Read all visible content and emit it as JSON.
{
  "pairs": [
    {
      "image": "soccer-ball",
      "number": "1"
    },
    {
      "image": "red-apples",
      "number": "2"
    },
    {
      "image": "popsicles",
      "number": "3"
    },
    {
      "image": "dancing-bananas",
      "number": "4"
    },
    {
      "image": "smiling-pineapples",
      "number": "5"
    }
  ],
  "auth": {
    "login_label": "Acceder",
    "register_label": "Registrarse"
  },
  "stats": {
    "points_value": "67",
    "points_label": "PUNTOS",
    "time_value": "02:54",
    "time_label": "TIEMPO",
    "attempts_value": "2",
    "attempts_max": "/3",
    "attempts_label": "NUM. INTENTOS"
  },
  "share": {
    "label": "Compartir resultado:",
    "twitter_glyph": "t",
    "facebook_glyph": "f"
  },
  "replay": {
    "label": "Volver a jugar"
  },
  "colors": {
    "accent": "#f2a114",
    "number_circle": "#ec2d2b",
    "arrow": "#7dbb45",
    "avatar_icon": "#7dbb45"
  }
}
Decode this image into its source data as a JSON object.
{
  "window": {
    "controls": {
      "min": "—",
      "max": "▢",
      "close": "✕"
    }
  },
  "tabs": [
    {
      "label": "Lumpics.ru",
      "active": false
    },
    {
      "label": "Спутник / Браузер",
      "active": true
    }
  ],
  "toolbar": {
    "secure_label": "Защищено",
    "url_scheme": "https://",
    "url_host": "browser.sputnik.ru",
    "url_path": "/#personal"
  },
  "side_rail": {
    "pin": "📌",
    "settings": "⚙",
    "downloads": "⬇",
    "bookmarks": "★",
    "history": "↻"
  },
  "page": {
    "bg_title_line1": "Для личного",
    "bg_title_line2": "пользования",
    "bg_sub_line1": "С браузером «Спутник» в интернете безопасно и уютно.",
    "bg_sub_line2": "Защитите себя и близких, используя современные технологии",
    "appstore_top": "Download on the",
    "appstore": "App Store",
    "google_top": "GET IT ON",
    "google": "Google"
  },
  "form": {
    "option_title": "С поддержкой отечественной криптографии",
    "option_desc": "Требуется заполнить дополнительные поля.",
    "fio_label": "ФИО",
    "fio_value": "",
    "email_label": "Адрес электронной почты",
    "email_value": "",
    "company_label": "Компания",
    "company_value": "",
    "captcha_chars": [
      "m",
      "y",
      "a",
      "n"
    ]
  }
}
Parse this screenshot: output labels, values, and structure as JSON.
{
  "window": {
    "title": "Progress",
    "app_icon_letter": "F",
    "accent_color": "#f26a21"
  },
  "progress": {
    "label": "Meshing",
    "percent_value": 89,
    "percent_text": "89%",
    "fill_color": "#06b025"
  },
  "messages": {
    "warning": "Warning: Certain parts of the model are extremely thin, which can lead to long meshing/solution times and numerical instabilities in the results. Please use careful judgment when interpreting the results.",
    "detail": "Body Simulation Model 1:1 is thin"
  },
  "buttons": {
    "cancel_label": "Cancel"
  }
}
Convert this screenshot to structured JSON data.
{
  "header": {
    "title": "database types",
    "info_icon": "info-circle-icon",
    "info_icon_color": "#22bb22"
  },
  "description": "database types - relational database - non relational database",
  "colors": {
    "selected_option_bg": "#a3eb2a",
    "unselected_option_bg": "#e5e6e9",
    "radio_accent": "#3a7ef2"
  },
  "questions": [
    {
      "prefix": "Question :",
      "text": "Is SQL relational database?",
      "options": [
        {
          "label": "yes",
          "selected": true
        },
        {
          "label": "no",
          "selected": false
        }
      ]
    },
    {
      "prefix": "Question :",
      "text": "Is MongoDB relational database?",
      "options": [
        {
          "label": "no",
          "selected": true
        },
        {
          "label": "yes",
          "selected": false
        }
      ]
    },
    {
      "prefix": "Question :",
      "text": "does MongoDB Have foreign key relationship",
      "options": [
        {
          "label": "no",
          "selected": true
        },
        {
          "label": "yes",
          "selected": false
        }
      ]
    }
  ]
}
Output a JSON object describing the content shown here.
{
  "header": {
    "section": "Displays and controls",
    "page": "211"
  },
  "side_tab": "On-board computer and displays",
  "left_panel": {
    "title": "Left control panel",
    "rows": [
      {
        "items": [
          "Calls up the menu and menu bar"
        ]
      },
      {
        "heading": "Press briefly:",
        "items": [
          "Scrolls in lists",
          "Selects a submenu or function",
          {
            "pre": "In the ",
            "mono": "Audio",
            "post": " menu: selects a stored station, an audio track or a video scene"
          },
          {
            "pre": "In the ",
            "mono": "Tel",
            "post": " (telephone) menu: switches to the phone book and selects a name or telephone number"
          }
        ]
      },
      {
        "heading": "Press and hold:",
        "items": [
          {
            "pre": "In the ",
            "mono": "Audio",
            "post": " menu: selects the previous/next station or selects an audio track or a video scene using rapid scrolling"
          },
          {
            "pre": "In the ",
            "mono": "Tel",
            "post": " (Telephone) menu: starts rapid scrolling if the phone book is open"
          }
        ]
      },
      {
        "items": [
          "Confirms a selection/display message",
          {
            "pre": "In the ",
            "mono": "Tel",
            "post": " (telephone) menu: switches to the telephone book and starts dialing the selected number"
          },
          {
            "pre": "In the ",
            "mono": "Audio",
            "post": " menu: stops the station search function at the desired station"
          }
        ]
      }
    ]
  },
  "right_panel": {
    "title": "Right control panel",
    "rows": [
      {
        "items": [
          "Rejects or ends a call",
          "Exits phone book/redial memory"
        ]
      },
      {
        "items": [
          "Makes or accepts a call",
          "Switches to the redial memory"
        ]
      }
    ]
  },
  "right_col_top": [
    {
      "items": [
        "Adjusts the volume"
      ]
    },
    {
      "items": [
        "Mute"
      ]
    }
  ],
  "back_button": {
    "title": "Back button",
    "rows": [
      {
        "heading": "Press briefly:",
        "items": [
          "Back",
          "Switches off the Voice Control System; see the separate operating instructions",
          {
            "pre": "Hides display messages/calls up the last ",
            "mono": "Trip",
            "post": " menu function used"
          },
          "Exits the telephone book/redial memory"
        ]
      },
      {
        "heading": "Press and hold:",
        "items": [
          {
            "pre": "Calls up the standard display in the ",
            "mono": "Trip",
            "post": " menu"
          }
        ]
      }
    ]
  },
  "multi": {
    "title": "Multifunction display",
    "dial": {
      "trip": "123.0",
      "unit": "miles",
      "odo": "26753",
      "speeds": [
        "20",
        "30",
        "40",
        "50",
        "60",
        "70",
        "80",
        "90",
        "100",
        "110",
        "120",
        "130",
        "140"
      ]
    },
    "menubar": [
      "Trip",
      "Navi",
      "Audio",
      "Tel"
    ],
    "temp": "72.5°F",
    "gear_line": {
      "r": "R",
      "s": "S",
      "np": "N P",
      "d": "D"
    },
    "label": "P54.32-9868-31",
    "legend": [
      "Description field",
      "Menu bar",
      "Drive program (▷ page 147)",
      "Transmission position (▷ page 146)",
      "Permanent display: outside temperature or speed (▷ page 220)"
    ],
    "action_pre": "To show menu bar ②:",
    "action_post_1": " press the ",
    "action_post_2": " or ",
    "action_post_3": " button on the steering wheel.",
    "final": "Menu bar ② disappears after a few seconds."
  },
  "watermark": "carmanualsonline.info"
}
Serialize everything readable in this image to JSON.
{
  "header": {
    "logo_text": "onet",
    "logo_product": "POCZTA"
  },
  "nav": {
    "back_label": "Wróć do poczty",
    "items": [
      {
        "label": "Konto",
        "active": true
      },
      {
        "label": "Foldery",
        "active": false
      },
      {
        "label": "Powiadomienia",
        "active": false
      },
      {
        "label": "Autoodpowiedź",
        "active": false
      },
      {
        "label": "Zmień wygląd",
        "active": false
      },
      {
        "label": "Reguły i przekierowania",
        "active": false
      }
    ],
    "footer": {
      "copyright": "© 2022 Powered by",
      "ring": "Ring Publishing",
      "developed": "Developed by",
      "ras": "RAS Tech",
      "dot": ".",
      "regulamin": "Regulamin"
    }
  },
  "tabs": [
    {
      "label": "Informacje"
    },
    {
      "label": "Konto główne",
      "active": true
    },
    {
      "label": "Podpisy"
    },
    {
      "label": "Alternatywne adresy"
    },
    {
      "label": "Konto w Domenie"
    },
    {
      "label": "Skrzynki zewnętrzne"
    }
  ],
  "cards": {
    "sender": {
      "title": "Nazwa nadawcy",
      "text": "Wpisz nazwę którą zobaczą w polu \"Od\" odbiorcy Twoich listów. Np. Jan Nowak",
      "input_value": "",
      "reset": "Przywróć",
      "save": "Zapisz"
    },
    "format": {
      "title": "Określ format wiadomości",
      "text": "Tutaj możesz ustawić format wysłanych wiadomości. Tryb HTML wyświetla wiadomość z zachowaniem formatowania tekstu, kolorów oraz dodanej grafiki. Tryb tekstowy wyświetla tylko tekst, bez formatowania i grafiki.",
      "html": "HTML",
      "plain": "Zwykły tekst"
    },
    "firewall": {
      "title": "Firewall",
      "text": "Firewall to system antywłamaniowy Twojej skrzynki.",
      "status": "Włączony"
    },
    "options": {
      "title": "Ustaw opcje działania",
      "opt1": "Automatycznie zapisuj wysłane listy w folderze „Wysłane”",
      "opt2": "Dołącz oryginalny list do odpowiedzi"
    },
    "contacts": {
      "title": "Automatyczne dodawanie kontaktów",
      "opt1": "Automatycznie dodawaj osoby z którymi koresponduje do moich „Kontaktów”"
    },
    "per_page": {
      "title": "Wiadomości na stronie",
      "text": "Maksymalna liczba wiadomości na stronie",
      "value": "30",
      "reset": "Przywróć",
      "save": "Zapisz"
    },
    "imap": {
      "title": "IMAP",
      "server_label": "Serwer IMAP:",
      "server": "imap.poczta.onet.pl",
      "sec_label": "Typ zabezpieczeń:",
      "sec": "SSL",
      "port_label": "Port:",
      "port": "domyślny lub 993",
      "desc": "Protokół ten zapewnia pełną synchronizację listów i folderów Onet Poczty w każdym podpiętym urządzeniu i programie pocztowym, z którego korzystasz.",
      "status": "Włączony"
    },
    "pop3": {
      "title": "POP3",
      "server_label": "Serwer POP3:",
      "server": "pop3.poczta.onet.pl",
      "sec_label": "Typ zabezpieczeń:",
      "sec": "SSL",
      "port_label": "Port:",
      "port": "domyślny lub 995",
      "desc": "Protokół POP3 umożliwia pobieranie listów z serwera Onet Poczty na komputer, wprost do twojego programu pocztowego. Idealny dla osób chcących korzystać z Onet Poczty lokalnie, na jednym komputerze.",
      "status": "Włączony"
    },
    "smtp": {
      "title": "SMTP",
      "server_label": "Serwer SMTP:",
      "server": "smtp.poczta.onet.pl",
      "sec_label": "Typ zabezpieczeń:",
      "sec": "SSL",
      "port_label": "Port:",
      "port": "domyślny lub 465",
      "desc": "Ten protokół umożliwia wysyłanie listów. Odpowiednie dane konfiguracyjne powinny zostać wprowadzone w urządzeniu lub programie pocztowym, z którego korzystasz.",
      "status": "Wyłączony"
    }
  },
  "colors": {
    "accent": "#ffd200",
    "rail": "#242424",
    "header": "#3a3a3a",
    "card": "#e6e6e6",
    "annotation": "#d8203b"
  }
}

# # # # #

Go through the entries and return each line where the word "station" appears.

▶ Solution to this problem
            "post": " menu: selects a stored station, an audio track or a video scene"
            "post": " menu: selects the previous/next station or selects an audio track or a video scene using rapid scrolling"
            "post": " menu: stops the station search function at the desired station"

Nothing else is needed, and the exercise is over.